## [RECORDS PROVIDED]
◇ ◇ ◇ ◇

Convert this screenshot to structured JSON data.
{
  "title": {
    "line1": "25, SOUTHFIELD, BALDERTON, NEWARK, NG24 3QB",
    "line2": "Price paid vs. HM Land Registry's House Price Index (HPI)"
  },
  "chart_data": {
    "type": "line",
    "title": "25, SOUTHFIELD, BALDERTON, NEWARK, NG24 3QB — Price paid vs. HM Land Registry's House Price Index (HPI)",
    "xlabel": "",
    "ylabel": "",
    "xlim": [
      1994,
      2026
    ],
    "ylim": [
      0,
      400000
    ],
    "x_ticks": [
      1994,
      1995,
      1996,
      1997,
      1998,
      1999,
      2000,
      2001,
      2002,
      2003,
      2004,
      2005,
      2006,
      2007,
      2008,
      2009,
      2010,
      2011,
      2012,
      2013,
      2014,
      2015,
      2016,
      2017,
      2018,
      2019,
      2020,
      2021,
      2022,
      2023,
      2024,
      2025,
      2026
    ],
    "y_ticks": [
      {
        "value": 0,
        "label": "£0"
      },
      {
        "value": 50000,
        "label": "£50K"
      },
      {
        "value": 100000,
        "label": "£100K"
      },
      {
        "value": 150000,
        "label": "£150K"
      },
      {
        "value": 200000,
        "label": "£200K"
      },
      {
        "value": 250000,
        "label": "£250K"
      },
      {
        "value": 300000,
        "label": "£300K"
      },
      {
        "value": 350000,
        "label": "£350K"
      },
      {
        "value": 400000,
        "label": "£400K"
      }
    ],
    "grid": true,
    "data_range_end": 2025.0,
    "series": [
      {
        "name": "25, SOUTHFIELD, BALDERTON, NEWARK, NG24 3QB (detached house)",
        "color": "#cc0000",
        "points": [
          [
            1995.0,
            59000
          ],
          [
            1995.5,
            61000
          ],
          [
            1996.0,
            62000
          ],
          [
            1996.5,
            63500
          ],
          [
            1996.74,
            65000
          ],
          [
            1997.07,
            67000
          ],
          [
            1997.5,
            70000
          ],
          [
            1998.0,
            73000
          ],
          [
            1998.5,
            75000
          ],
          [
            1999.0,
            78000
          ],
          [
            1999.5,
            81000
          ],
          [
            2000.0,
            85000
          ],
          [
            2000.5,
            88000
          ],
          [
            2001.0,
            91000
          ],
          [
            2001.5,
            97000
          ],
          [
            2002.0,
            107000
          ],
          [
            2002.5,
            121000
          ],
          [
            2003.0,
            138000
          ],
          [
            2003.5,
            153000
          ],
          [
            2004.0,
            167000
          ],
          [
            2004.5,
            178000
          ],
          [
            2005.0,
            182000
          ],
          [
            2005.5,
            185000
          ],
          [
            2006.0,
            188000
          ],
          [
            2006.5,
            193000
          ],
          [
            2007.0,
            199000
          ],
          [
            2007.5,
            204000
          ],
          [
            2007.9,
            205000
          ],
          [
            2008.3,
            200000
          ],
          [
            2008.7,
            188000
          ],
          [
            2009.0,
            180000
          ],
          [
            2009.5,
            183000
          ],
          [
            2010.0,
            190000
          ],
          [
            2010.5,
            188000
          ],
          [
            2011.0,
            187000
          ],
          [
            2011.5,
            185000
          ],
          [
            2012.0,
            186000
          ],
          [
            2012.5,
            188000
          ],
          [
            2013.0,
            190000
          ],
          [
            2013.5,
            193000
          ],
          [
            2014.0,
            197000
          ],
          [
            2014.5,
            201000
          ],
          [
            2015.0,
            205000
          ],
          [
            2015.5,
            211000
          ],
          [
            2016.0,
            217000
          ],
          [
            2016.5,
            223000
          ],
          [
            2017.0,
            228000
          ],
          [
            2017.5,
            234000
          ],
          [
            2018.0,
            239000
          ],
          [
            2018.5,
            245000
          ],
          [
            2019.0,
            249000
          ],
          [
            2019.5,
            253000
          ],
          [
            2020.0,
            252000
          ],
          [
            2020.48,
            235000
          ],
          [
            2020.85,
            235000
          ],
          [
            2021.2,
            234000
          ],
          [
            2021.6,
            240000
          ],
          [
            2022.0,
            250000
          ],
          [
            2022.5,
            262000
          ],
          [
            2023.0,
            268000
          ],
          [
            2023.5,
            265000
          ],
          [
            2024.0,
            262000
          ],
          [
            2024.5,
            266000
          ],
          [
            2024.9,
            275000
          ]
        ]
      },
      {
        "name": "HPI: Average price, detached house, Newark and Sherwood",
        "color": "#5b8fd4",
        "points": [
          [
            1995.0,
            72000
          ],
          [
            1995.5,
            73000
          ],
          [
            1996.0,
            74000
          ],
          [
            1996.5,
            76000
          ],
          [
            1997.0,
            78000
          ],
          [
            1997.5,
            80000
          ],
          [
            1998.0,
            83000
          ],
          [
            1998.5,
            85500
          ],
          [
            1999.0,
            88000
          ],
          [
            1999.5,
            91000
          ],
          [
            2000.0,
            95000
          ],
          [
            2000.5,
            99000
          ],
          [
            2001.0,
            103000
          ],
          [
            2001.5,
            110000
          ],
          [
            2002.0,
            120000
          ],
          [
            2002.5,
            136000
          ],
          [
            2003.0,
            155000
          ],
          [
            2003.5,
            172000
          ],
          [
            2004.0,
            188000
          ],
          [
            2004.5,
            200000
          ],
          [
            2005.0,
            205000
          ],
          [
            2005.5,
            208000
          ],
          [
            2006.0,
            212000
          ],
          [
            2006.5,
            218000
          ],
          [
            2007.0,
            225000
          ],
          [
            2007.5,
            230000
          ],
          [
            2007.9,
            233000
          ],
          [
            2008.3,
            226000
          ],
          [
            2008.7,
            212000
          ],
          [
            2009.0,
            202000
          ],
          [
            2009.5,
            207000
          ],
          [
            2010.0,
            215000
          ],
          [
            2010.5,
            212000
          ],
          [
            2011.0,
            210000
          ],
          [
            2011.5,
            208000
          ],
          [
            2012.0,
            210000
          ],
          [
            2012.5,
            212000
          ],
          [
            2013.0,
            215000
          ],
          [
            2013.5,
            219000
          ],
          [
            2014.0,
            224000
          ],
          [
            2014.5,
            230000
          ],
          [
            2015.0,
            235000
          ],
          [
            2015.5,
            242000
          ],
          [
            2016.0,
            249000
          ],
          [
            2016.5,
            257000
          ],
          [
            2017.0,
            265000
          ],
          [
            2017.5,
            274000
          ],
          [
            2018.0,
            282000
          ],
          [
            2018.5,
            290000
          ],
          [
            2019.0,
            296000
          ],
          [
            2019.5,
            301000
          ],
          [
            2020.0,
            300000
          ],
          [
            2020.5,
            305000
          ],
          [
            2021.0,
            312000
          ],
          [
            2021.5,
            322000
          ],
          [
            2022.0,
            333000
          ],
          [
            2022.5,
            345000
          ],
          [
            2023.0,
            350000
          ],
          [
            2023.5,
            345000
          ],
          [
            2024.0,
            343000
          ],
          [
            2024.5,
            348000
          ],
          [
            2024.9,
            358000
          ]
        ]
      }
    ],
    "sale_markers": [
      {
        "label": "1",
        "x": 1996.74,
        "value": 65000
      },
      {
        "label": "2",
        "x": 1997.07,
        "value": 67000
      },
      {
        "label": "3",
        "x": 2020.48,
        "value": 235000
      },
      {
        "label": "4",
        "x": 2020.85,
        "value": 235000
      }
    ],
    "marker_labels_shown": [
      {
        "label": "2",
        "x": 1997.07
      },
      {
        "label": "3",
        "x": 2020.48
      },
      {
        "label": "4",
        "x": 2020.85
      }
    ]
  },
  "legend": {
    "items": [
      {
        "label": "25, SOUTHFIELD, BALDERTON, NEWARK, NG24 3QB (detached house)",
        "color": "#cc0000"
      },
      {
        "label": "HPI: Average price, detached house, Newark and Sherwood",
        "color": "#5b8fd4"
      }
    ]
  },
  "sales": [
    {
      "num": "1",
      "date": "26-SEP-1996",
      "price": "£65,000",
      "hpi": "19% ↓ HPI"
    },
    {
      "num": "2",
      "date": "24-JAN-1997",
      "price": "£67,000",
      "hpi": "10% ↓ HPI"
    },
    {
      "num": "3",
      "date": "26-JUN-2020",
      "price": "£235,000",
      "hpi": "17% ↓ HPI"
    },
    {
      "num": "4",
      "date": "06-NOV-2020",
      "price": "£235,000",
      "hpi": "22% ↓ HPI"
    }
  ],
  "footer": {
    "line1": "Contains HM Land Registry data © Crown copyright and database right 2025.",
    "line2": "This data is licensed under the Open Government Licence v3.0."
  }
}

◇ ◇ ◇ ◇

## [BRIEF]
Gather and copy every line of the data in which the string "Average" is found.

## [EXERCISE SOLUTION]
        "name": "HPI: Average price, detached house, Newark and Sherwood",
        "label": "HPI: Average price, detached house, Newark and Sherwood",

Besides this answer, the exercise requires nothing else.